TASK STATEMENT
Can you transcribe every record below exactly as it appears?

RECORDS FOR THE EXERCISE
━━━━━━━━━━

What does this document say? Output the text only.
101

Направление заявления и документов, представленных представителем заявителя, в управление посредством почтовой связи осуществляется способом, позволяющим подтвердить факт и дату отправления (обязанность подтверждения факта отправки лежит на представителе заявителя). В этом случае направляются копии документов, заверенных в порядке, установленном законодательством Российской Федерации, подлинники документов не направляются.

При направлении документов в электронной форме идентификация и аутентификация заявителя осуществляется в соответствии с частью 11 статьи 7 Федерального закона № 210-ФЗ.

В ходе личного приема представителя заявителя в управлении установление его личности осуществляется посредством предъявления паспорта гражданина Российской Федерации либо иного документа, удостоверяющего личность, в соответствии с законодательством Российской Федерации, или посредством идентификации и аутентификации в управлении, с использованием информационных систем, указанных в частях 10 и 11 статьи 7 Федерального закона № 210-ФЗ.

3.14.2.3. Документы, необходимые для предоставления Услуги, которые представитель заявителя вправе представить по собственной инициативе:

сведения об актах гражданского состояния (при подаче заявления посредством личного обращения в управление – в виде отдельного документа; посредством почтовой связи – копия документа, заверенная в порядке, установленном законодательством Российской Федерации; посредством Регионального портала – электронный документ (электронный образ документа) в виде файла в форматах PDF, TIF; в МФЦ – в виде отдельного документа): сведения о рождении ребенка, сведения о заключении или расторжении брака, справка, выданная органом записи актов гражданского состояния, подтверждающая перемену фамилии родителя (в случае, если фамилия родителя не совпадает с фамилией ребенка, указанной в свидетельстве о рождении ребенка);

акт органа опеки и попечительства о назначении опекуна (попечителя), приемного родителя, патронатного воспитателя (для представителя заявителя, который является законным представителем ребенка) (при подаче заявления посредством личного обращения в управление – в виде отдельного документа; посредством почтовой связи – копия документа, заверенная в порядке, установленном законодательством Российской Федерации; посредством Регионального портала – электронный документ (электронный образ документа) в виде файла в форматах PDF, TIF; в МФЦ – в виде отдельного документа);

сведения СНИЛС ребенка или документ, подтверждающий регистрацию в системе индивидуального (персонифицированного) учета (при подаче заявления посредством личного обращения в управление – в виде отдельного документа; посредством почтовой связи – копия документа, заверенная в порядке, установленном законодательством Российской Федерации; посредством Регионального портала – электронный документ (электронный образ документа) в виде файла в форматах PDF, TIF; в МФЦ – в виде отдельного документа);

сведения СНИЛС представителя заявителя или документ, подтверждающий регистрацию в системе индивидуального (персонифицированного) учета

━━━━━━━━━━

COMPLETE ANSWER
What does this document say? Output the text only.
101

Направление заявления и документов, представленных представителем заявителя, в управление посредством почтовой связи осуществляется способом, позволяющим подтвердить факт и дату отправления (обязанность подтверждения факта отправки лежит на представителе заявителя). В этом случае направляются копии документов, заверенных в порядке, установленном законодательством Российской Федерации, подлинники документов не направляются.

При направлении документов в электронной форме идентификация и аутентификация заявителя осуществляется в соответствии с частью 11 статьи 7 Федерального закона № 210-ФЗ.

В ходе личного приема представителя заявителя в управлении установление его личности осуществляется посредством предъявления паспорта гражданина Российской Федерации либо иного документа, удостоверяющего личность, в соответствии с законодательством Российской Федерации, или посредством идентификации и аутентификации в управлении, с использованием информационных систем, указанных в частях 10 и 11 статьи 7 Федерального закона № 210-ФЗ.

3.14.2.3. Документы, необходимые для предоставления Услуги, которые представитель заявителя вправе представить по собственной инициативе:

сведения об актах гражданского состояния (при подаче заявления посредством личного обращения в управление – в виде отдельного документа; посредством почтовой связи – копия документа, заверенная в порядке, установленном законодательством Российской Федерации; посредством Регионального портала – электронный документ (электронный образ документа) в виде файла в форматах PDF, TIF; в МФЦ – в виде отдельного документа): сведения о рождении ребенка, сведения о заключении или расторжении брака, справка, выданная органом записи актов гражданского состояния, подтверждающая перемену фамилии родителя (в случае, если фамилия родителя не совпадает с фамилией ребенка, указанной в свидетельстве о рождении ребенка);

акт органа опеки и попечительства о назначении опекуна (попечителя), приемного родителя, патронатного воспитателя (для представителя заявителя, который является законным представителем ребенка) (при подаче заявления посредством личного обращения в управление – в виде отдельного документа; посредством почтовой связи – копия документа, заверенная в порядке, установленном законодательством Российской Федерации; посредством Регионального портала – электронный документ (электронный образ документа) в виде файла в форматах PDF, TIF; в МФЦ – в виде отдельного документа);

сведения СНИЛС ребенка или документ, подтверждающий регистрацию в системе индивидуального (персонифицированного) учета (при подаче заявления посредством личного обращения в управление – в виде отдельного документа; посредством почтовой связи – копия документа, заверенная в порядке, установленном законодательством Российской Федерации; посредством Регионального портала – электронный документ (электронный образ документа) в виде файла в форматах PDF, TIF; в МФЦ – в виде отдельного документа);

сведения СНИЛС представителя заявителя или документ, подтверждающий регистрацию в системе индивидуального (персонифицированного) учета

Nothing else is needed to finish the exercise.